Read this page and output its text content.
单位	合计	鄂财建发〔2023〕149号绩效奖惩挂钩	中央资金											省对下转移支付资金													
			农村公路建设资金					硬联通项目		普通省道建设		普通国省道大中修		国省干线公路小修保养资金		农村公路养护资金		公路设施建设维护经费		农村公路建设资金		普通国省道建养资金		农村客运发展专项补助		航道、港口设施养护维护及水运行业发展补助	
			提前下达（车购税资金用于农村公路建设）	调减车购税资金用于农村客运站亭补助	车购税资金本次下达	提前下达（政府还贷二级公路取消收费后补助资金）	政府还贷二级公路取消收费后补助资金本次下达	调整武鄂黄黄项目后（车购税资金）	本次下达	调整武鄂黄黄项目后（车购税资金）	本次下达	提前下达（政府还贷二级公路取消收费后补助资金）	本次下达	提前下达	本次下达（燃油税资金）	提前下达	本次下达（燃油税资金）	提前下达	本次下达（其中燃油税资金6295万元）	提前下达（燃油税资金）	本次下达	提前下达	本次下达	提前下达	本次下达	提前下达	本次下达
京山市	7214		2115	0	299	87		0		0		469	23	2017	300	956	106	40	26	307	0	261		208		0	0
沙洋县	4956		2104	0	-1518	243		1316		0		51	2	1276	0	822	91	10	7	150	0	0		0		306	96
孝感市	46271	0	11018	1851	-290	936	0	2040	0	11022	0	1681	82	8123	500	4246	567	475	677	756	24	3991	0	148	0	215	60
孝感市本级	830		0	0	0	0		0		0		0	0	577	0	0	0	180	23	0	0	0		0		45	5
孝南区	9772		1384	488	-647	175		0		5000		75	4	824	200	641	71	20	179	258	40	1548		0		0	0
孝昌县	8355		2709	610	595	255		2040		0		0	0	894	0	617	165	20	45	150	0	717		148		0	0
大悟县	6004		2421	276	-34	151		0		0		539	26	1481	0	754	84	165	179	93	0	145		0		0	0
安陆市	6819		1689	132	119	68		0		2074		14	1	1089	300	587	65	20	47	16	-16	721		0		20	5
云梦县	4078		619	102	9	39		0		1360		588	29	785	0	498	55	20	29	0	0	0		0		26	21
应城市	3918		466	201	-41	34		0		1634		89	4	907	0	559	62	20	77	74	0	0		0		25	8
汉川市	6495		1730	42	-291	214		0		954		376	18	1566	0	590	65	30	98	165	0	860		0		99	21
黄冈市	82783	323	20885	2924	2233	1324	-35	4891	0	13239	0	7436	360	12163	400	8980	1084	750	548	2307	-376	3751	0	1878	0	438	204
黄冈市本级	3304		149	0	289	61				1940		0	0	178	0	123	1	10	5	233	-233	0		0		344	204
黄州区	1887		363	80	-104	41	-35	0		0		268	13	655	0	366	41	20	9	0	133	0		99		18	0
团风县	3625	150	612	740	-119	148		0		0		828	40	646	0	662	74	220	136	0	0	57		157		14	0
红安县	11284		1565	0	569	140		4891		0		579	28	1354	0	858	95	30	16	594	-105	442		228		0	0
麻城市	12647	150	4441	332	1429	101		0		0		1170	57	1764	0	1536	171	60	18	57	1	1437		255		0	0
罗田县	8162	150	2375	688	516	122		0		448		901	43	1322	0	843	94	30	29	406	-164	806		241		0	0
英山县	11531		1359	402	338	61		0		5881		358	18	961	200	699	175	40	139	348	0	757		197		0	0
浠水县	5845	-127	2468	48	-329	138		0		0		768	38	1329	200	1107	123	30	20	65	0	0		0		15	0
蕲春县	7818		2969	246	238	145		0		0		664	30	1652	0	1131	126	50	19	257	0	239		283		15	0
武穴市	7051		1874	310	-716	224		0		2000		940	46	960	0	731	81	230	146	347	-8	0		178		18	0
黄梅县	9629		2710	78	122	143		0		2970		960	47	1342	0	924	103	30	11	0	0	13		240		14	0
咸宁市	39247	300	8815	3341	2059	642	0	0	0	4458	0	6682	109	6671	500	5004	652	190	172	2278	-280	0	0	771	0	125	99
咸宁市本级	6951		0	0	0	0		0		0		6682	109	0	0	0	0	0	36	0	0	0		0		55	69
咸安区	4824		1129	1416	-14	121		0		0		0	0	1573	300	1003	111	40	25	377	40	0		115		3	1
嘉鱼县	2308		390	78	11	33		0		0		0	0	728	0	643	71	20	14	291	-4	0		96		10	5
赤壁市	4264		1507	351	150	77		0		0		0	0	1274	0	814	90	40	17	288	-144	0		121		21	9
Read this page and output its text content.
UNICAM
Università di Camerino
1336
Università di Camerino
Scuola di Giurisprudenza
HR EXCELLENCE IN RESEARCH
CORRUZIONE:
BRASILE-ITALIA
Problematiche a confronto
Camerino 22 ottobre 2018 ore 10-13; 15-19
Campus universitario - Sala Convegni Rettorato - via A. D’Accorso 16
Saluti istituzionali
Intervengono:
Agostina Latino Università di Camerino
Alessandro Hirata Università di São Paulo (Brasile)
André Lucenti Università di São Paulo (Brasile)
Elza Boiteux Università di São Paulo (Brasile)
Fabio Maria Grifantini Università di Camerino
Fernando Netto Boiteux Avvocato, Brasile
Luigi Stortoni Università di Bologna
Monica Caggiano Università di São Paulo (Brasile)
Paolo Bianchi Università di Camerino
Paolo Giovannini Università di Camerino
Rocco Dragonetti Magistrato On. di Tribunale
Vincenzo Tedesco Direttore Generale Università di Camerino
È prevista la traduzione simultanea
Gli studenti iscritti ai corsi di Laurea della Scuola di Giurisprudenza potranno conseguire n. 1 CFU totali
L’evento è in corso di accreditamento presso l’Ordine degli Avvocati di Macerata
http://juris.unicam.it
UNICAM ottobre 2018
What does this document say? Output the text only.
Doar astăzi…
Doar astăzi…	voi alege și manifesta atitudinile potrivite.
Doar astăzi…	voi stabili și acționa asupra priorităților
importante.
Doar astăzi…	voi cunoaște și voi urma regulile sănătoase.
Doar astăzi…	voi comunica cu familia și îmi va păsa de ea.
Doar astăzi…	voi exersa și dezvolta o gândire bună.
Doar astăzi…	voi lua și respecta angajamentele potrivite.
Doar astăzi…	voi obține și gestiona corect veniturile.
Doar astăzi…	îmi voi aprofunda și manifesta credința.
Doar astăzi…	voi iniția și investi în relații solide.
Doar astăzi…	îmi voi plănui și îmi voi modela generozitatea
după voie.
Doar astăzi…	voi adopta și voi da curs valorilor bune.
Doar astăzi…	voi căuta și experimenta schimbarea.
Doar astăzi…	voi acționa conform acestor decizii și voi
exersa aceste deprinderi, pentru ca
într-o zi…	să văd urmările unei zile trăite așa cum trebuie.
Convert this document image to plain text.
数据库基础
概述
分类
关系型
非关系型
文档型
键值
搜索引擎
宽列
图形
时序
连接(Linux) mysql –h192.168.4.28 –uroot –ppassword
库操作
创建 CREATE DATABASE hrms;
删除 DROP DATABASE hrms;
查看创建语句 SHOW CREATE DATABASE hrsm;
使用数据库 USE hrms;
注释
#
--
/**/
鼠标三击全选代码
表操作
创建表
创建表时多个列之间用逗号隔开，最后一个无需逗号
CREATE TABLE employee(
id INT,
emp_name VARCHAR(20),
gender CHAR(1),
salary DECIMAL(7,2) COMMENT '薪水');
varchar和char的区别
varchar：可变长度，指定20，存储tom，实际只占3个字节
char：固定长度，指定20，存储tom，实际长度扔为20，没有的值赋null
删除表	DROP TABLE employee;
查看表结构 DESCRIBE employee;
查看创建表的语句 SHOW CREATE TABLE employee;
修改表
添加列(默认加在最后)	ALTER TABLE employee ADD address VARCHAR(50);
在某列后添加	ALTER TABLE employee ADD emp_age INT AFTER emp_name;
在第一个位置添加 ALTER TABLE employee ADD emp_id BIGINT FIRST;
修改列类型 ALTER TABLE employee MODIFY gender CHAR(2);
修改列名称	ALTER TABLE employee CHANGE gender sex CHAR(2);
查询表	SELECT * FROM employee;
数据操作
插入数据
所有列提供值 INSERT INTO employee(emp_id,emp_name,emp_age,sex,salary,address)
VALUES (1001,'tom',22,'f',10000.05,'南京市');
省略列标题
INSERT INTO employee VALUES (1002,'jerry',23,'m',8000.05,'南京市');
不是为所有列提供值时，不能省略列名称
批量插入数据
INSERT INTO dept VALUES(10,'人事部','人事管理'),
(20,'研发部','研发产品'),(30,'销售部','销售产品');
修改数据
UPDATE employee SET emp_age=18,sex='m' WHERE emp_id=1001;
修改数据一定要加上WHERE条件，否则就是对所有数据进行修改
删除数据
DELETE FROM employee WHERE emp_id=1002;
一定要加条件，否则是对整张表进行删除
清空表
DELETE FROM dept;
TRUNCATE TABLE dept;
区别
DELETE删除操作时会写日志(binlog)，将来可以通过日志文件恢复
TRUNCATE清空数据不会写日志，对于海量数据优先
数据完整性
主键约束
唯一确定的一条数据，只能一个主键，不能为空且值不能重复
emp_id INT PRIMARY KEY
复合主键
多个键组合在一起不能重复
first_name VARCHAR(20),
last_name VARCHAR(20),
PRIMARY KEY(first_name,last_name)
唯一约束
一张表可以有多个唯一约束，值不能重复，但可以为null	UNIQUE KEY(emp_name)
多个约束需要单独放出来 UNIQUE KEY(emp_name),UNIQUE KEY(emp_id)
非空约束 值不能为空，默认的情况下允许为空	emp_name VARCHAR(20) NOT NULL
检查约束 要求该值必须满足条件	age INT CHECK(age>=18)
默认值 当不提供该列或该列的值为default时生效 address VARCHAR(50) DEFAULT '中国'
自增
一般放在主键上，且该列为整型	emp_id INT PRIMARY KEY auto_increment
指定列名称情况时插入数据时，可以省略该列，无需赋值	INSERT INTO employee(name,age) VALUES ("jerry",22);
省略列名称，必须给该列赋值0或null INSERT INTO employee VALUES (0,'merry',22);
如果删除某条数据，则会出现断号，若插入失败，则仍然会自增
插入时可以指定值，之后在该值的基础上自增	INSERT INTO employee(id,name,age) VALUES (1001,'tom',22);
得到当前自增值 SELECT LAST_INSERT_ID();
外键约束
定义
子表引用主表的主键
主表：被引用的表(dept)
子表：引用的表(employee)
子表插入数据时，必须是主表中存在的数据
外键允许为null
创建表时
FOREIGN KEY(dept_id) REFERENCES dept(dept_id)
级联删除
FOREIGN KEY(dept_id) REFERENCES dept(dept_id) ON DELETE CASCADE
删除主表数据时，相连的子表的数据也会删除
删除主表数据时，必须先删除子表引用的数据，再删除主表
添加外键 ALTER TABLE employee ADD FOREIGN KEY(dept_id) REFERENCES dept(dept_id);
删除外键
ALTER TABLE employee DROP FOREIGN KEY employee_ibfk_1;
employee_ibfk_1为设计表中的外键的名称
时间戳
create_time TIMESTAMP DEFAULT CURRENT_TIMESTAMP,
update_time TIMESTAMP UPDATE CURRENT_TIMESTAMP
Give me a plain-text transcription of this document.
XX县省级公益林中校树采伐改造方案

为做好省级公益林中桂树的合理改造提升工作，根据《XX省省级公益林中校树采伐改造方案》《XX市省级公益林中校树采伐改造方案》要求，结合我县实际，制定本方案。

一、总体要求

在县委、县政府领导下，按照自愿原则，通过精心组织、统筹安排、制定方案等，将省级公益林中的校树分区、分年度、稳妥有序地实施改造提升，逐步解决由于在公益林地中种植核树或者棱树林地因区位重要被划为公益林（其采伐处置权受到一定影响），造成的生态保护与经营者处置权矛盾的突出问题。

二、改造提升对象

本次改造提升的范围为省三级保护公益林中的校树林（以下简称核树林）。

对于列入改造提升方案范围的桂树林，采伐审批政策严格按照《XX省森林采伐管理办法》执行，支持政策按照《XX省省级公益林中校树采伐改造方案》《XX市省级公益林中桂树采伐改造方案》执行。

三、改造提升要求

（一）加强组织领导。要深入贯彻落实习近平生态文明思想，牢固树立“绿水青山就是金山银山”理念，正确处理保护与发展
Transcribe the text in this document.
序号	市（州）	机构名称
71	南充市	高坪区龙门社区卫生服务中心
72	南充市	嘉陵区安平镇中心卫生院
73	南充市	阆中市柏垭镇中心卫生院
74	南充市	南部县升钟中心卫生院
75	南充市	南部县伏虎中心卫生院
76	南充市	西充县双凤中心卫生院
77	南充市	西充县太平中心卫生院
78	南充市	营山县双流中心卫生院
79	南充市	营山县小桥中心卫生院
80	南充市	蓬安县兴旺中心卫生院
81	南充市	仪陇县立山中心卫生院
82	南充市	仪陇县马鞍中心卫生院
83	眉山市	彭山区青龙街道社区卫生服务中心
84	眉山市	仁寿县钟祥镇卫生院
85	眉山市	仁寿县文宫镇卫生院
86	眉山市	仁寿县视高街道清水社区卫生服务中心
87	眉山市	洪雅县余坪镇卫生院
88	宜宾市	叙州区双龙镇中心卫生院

→ THE REQUEST
Go through the listing above and list every line that has the word "salary".

→ THE RESPONSE
salary DECIMAL(7,2) COMMENT '薪水');
所有列提供值 INSERT INTO employee(emp_id,emp_name,emp_age,sex,salary,address)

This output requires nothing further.